▼

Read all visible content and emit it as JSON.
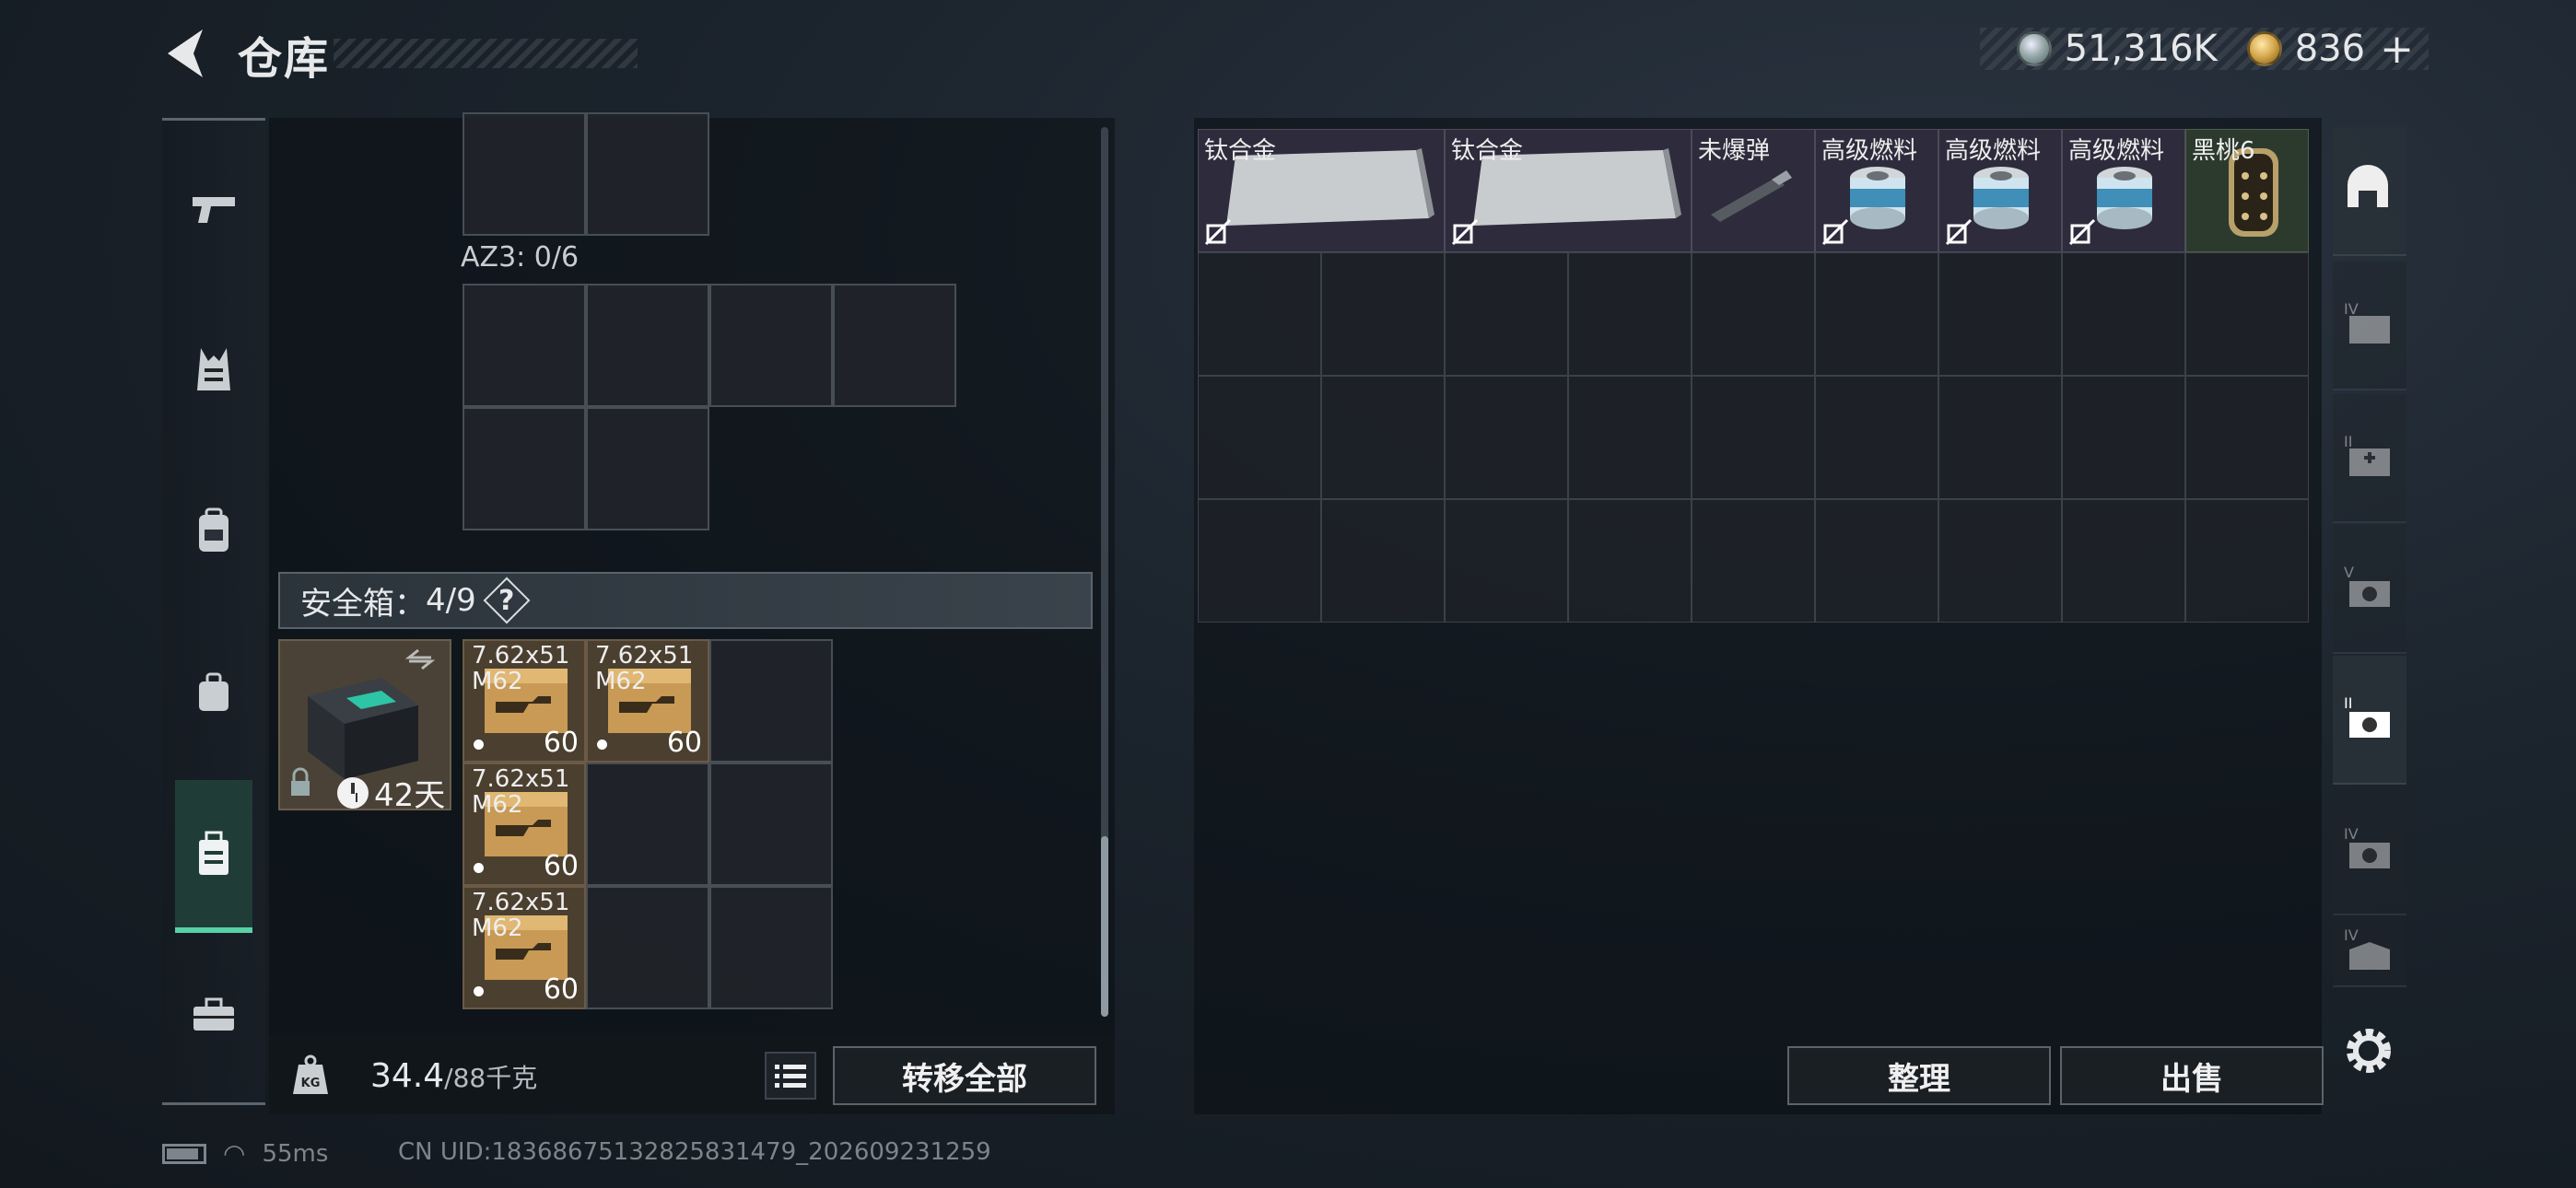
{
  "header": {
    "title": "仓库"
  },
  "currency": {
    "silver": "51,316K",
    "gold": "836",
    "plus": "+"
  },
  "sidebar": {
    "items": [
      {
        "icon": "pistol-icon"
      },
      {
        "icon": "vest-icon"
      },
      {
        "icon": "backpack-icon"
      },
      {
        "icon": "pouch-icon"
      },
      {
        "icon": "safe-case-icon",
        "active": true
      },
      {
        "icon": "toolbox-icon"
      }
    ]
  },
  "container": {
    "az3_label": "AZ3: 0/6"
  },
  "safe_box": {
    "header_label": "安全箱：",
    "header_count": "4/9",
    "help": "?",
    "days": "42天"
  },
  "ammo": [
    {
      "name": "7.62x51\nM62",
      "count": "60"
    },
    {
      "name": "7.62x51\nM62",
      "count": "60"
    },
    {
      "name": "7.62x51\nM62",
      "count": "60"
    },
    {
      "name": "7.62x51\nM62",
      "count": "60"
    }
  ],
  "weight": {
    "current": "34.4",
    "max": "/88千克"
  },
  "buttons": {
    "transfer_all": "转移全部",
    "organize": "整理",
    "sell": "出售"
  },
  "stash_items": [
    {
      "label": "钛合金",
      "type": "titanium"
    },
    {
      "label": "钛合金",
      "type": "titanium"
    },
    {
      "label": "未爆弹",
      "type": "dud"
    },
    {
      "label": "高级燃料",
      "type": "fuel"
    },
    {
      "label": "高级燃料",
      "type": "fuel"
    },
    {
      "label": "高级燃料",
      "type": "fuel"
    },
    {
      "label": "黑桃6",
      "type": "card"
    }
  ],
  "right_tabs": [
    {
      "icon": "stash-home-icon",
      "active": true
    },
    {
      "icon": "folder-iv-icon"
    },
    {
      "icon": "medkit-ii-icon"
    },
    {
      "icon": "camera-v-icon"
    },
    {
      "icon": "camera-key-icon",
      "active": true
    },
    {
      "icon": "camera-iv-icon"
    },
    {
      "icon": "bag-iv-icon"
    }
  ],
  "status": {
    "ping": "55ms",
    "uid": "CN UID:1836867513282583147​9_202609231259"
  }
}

▲

* [TASK STATEMENT] Replicate the material above verbatim; images stay out of the copy.

* [CORRECT ANSWER]
Read all visible content and emit it as JSON.
{
  "header": {
    "title": "仓库"
  },
  "currency": {
    "silver": "51,316K",
    "gold": "836",
    "plus": "+"
  },
  "sidebar": {
    "items": [
      {
        "icon": "pistol-icon"
      },
      {
        "icon": "vest-icon"
      },
      {
        "icon": "backpack-icon"
      },
      {
        "icon": "pouch-icon"
      },
      {
        "icon": "safe-case-icon",
        "active": true
      },
      {
        "icon": "toolbox-icon"
      }
    ]
  },
  "container": {
    "az3_label": "AZ3: 0/6"
  },
  "safe_box": {
    "header_label": "安全箱：",
    "header_count": "4/9",
    "help": "?",
    "days": "42天"
  },
  "ammo": [
    {
      "name": "7.62x51\nM62",
      "count": "60"
    },
    {
      "name": "7.62x51\nM62",
      "count": "60"
    },
    {
      "name": "7.62x51\nM62",
      "count": "60"
    },
    {
      "name": "7.62x51\nM62",
      "count": "60"
    }
  ],
  "weight": {
    "current": "34.4",
    "max": "/88千克"
  },
  "buttons": {
    "transfer_all": "转移全部",
    "organize": "整理",
    "sell": "出售"
  },
  "stash_items": [
    {
      "label": "钛合金",
      "type": "titanium"
    },
    {
      "label": "钛合金",
      "type": "titanium"
    },
    {
      "label": "未爆弹",
      "type": "dud"
    },
    {
      "label": "高级燃料",
      "type": "fuel"
    },
    {
      "label": "高级燃料",
      "type": "fuel"
    },
    {
      "label": "高级燃料",
      "type": "fuel"
    },
    {
      "label": "黑桃6",
      "type": "card"
    }
  ],
  "right_tabs": [
    {
      "icon": "stash-home-icon",
      "active": true
    },
    {
      "icon": "folder-iv-icon"
    },
    {
      "icon": "medkit-ii-icon"
    },
    {
      "icon": "camera-v-icon"
    },
    {
      "icon": "camera-key-icon",
      "active": true
    },
    {
      "icon": "camera-iv-icon"
    },
    {
      "icon": "bag-iv-icon"
    }
  ],
  "status": {
    "ping": "55ms",
    "uid": "CN UID:1836867513282583147​9_202609231259"
  }
}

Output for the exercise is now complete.